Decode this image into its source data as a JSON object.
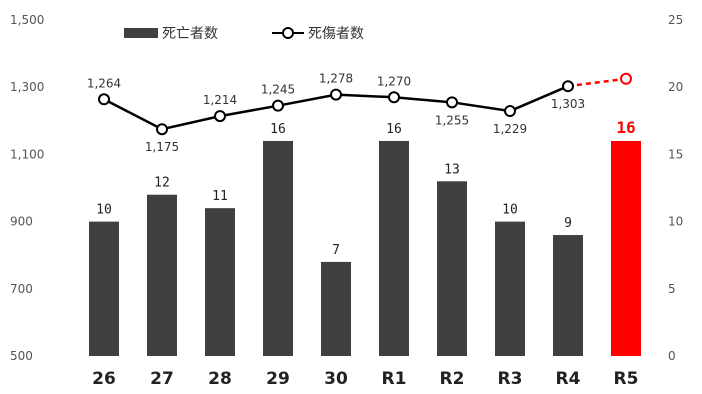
{
  "chart_data": {
    "type": "bar",
    "categories": [
      "26",
      "27",
      "28",
      "29",
      "30",
      "R1",
      "R2",
      "R3",
      "R4",
      "R5"
    ],
    "series": [
      {
        "name": "死亡者数",
        "axis": "right",
        "values": [
          10,
          12,
          11,
          16,
          7,
          16,
          13,
          10,
          9,
          16
        ],
        "labels": [
          "10",
          "12",
          "11",
          "16",
          "7",
          "16",
          "13",
          "10",
          "9",
          "16"
        ],
        "color": "#404040",
        "highlight_index": 9,
        "highlight_color": "#ff0000"
      },
      {
        "name": "死傷者数",
        "type": "line",
        "axis": "left",
        "values": [
          1264,
          1175,
          1214,
          1245,
          1278,
          1270,
          1255,
          1229,
          1303,
          1325
        ],
        "labels": [
          "1,264",
          "1,175",
          "1,214",
          "1,245",
          "1,278",
          "1,270",
          "1,255",
          "1,229",
          "1,303",
          ""
        ],
        "color": "#000000",
        "highlight_index": 9,
        "highlight_color": "#ff0000"
      }
    ],
    "y_left": {
      "range": [
        500,
        1500
      ],
      "ticks": [
        "500",
        "700",
        "900",
        "1,100",
        "1,300",
        "1,500"
      ],
      "tick_values": [
        500,
        700,
        900,
        1100,
        1300,
        1500
      ]
    },
    "y_right": {
      "range": [
        0,
        25
      ],
      "ticks": [
        "0",
        "5",
        "10",
        "15",
        "20",
        "25"
      ],
      "tick_values": [
        0,
        5,
        10,
        15,
        20,
        25
      ]
    },
    "grid": false,
    "legend": "top-left"
  }
}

* * *

### [What you will do]
Take the listing above and print it exactly, apart from the pictures.

### [Complete output]
Decode this image into its source data as a JSON object.
{
  "chart_data": {
    "type": "bar",
    "categories": [
      "26",
      "27",
      "28",
      "29",
      "30",
      "R1",
      "R2",
      "R3",
      "R4",
      "R5"
    ],
    "series": [
      {
        "name": "死亡者数",
        "axis": "right",
        "values": [
          10,
          12,
          11,
          16,
          7,
          16,
          13,
          10,
          9,
          16
        ],
        "labels": [
          "10",
          "12",
          "11",
          "16",
          "7",
          "16",
          "13",
          "10",
          "9",
          "16"
        ],
        "color": "#404040",
        "highlight_index": 9,
        "highlight_color": "#ff0000"
      },
      {
        "name": "死傷者数",
        "type": "line",
        "axis": "left",
        "values": [
          1264,
          1175,
          1214,
          1245,
          1278,
          1270,
          1255,
          1229,
          1303,
          1325
        ],
        "labels": [
          "1,264",
          "1,175",
          "1,214",
          "1,245",
          "1,278",
          "1,270",
          "1,255",
          "1,229",
          "1,303",
          ""
        ],
        "color": "#000000",
        "highlight_index": 9,
        "highlight_color": "#ff0000"
      }
    ],
    "y_left": {
      "range": [
        500,
        1500
      ],
      "ticks": [
        "500",
        "700",
        "900",
        "1,100",
        "1,300",
        "1,500"
      ],
      "tick_values": [
        500,
        700,
        900,
        1100,
        1300,
        1500
      ]
    },
    "y_right": {
      "range": [
        0,
        25
      ],
      "ticks": [
        "0",
        "5",
        "10",
        "15",
        "20",
        "25"
      ],
      "tick_values": [
        0,
        5,
        10,
        15,
        20,
        25
      ]
    },
    "grid": false,
    "legend": "top-left"
  }
}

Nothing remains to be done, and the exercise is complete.